Below is the data. Give it again, complete and exact.
================================
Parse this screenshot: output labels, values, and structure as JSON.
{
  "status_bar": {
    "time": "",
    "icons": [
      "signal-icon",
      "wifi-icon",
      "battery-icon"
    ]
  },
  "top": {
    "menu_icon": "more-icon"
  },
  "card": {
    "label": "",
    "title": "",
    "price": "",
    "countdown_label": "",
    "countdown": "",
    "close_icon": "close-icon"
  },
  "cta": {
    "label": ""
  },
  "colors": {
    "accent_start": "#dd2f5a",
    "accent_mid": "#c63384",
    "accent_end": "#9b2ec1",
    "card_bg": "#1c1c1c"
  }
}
================================
The result:
Parse this screenshot: output labels, values, and structure as JSON.
{
  "status_bar": {
    "time": "",
    "icons": [
      "signal-icon",
      "wifi-icon",
      "battery-icon"
    ]
  },
  "top": {
    "menu_icon": "more-icon"
  },
  "card": {
    "label": "",
    "title": "",
    "price": "",
    "countdown_label": "",
    "countdown": "",
    "close_icon": "close-icon"
  },
  "cta": {
    "label": ""
  },
  "colors": {
    "accent_start": "#dd2f5a",
    "accent_mid": "#c63384",
    "accent_end": "#9b2ec1",
    "card_bg": "#1c1c1c"
  }
}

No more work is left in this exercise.